Data extract:
◆ ◆ ◆ ◆ ◆
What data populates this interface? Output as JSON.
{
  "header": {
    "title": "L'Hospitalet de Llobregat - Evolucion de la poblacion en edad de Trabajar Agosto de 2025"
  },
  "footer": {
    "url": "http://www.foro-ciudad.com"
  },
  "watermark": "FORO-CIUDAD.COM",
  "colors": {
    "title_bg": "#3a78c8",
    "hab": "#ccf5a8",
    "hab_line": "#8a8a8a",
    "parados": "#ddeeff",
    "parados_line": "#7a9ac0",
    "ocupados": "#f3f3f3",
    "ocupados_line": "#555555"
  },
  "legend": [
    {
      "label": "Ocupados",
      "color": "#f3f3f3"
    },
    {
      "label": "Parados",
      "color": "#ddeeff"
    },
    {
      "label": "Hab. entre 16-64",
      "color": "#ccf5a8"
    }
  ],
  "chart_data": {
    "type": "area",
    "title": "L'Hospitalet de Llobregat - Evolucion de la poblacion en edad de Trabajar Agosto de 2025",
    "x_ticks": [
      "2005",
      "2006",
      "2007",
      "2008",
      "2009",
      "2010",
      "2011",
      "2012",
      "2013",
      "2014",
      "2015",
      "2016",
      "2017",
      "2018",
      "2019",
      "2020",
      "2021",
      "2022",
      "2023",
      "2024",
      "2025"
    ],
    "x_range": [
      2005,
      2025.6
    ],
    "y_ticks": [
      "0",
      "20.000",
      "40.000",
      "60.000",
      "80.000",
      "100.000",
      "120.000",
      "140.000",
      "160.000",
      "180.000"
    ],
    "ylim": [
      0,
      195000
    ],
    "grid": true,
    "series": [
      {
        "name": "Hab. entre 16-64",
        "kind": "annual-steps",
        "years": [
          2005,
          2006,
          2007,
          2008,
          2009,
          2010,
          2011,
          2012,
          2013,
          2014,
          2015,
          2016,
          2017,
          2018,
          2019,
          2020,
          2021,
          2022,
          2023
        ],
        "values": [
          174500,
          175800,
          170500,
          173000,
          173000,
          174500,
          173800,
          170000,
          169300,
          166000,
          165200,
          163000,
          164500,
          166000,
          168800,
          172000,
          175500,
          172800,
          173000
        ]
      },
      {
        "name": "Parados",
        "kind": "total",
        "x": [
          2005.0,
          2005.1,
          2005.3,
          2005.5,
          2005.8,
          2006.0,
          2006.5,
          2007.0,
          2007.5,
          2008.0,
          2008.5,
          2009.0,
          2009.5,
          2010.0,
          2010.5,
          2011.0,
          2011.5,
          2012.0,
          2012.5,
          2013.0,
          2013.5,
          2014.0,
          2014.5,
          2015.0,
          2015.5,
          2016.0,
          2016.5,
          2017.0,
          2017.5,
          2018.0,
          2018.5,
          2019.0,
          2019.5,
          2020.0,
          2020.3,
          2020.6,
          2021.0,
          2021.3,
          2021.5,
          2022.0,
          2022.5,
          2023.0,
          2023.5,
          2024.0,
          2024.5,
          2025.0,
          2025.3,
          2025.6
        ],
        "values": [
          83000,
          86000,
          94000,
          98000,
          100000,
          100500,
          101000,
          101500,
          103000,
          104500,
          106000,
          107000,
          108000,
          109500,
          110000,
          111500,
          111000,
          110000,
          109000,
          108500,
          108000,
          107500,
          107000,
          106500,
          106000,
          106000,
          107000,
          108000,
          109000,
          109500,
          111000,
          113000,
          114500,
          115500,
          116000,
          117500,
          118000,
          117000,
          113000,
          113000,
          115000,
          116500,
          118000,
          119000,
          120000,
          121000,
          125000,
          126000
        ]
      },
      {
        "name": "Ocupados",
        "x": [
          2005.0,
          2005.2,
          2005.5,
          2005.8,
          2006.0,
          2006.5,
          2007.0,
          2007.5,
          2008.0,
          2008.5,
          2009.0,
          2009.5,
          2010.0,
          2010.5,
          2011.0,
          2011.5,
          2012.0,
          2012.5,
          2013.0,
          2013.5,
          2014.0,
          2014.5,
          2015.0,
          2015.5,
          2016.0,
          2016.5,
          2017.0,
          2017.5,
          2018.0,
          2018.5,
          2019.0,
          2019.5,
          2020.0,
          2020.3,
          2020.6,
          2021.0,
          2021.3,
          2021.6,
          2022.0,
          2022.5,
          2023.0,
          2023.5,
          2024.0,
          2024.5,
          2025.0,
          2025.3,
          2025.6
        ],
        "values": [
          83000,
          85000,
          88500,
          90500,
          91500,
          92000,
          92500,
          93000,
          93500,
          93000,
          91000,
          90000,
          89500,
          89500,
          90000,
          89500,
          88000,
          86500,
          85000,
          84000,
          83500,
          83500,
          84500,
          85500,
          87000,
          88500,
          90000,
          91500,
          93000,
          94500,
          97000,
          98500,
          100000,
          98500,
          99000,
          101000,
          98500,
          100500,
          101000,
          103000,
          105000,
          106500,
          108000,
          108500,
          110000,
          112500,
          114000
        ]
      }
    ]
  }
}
◆ ◆ ◆ ◆ ◆
Challenge:
Whichever lines contain the string "Llobregat", select and copy them.

Solution for this problem:
    "title": "L'Hospitalet de Llobregat - Evolucion de la poblacion en edad de Trabajar Agosto de 2025"
    "title": "L'Hospitalet de Llobregat - Evolucion de la poblacion en edad de Trabajar Agosto de 2025",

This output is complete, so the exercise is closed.